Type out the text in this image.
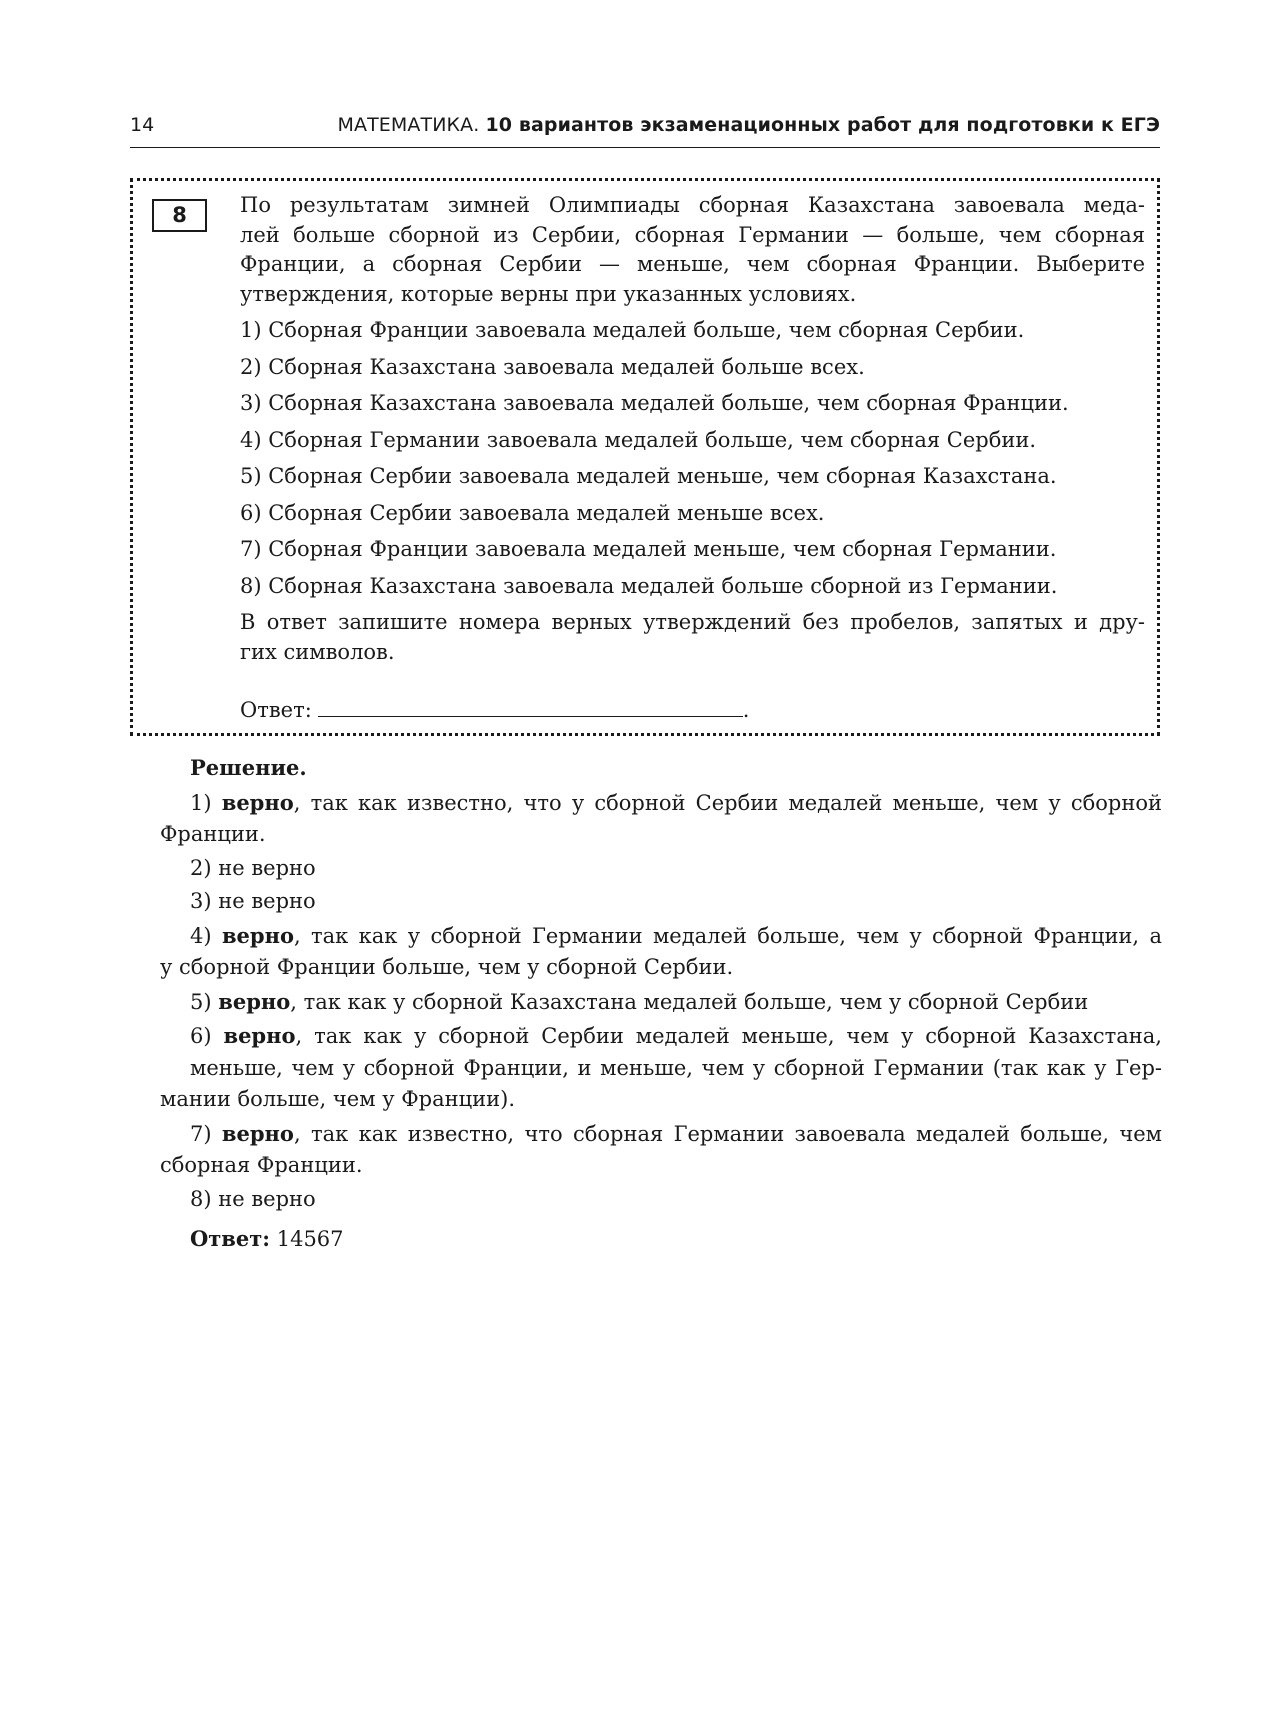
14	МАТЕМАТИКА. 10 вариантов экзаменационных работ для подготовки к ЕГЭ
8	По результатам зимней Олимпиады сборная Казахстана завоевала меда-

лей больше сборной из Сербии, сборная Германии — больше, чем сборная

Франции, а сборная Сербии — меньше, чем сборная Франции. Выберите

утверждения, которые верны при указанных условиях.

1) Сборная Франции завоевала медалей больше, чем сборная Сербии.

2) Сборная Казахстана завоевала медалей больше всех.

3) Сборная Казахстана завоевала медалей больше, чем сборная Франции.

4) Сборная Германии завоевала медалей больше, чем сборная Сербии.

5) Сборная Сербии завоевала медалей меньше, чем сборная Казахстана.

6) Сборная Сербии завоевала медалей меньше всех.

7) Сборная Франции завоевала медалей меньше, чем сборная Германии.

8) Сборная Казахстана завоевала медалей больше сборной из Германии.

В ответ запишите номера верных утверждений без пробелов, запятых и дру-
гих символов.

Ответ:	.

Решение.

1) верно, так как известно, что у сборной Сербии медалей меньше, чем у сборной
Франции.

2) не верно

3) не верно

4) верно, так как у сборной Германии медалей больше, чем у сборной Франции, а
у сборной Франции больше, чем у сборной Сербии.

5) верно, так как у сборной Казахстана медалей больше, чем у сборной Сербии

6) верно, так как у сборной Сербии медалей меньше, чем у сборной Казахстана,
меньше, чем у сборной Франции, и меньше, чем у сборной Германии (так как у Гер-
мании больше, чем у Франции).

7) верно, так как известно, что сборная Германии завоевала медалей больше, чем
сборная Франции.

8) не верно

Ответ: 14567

==========

- _YOUR OBJECTIVE_
Give only the number of lines in the material above that hold the word "меньше".

- _RESULT BELOW_
7